Begin EXERCISE DATA
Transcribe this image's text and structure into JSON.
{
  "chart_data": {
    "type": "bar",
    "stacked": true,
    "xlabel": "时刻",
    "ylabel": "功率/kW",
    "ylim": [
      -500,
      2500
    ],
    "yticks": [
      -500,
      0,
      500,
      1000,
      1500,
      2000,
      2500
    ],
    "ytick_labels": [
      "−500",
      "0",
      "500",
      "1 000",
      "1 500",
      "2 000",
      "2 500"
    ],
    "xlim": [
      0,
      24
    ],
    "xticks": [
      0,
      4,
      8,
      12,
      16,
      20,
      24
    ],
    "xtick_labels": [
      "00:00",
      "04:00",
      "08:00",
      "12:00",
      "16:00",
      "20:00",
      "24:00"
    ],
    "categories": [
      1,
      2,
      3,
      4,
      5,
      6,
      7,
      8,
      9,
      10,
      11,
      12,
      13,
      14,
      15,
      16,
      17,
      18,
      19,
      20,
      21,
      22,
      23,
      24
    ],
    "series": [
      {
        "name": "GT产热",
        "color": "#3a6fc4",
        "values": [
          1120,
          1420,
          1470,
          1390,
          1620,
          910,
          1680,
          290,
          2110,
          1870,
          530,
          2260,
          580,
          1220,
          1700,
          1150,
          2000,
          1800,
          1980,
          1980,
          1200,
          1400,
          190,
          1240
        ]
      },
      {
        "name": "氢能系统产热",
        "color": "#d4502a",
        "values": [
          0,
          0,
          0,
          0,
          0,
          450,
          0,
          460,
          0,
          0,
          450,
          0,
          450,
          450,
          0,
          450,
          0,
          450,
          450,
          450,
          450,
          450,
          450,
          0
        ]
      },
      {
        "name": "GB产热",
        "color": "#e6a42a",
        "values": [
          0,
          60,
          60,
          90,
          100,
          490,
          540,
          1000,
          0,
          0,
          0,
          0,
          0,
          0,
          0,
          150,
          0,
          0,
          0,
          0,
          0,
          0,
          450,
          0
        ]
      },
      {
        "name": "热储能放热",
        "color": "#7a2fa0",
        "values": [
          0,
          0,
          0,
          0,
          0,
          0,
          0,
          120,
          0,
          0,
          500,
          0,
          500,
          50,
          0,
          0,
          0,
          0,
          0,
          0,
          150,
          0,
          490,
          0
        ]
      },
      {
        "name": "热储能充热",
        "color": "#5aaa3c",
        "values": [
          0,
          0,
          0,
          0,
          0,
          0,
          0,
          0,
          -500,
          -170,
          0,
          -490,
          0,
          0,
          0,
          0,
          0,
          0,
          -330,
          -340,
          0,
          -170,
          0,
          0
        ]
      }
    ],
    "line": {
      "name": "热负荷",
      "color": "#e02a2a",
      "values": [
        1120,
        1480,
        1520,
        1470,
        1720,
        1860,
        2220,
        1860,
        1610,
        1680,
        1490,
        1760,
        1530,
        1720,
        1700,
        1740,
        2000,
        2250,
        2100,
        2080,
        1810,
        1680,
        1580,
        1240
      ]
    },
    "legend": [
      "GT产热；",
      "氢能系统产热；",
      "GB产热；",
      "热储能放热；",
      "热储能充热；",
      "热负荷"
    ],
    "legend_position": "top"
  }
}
End EXERCISE DATA
### [EXERCISE TASK]
Extract all of the material exactly as it is written.

### [SOLUTION TO THIS TASK]
Transcribe this image's text and structure into JSON.
{
  "chart_data": {
    "type": "bar",
    "stacked": true,
    "xlabel": "时刻",
    "ylabel": "功率/kW",
    "ylim": [
      -500,
      2500
    ],
    "yticks": [
      -500,
      0,
      500,
      1000,
      1500,
      2000,
      2500
    ],
    "ytick_labels": [
      "−500",
      "0",
      "500",
      "1 000",
      "1 500",
      "2 000",
      "2 500"
    ],
    "xlim": [
      0,
      24
    ],
    "xticks": [
      0,
      4,
      8,
      12,
      16,
      20,
      24
    ],
    "xtick_labels": [
      "00:00",
      "04:00",
      "08:00",
      "12:00",
      "16:00",
      "20:00",
      "24:00"
    ],
    "categories": [
      1,
      2,
      3,
      4,
      5,
      6,
      7,
      8,
      9,
      10,
      11,
      12,
      13,
      14,
      15,
      16,
      17,
      18,
      19,
      20,
      21,
      22,
      23,
      24
    ],
    "series": [
      {
        "name": "GT产热",
        "color": "#3a6fc4",
        "values": [
          1120,
          1420,
          1470,
          1390,
          1620,
          910,
          1680,
          290,
          2110,
          1870,
          530,
          2260,
          580,
          1220,
          1700,
          1150,
          2000,
          1800,
          1980,
          1980,
          1200,
          1400,
          190,
          1240
        ]
      },
      {
        "name": "氢能系统产热",
        "color": "#d4502a",
        "values": [
          0,
          0,
          0,
          0,
          0,
          450,
          0,
          460,
          0,
          0,
          450,
          0,
          450,
          450,
          0,
          450,
          0,
          450,
          450,
          450,
          450,
          450,
          450,
          0
        ]
      },
      {
        "name": "GB产热",
        "color": "#e6a42a",
        "values": [
          0,
          60,
          60,
          90,
          100,
          490,
          540,
          1000,
          0,
          0,
          0,
          0,
          0,
          0,
          0,
          150,
          0,
          0,
          0,
          0,
          0,
          0,
          450,
          0
        ]
      },
      {
        "name": "热储能放热",
        "color": "#7a2fa0",
        "values": [
          0,
          0,
          0,
          0,
          0,
          0,
          0,
          120,
          0,
          0,
          500,
          0,
          500,
          50,
          0,
          0,
          0,
          0,
          0,
          0,
          150,
          0,
          490,
          0
        ]
      },
      {
        "name": "热储能充热",
        "color": "#5aaa3c",
        "values": [
          0,
          0,
          0,
          0,
          0,
          0,
          0,
          0,
          -500,
          -170,
          0,
          -490,
          0,
          0,
          0,
          0,
          0,
          0,
          -330,
          -340,
          0,
          -170,
          0,
          0
        ]
      }
    ],
    "line": {
      "name": "热负荷",
      "color": "#e02a2a",
      "values": [
        1120,
        1480,
        1520,
        1470,
        1720,
        1860,
        2220,
        1860,
        1610,
        1680,
        1490,
        1760,
        1530,
        1720,
        1700,
        1740,
        2000,
        2250,
        2100,
        2080,
        1810,
        1680,
        1580,
        1240
      ]
    },
    "legend": [
      "GT产热；",
      "氢能系统产热；",
      "GB产热；",
      "热储能放热；",
      "热储能充热；",
      "热负荷"
    ],
    "legend_position": "top"
  }
}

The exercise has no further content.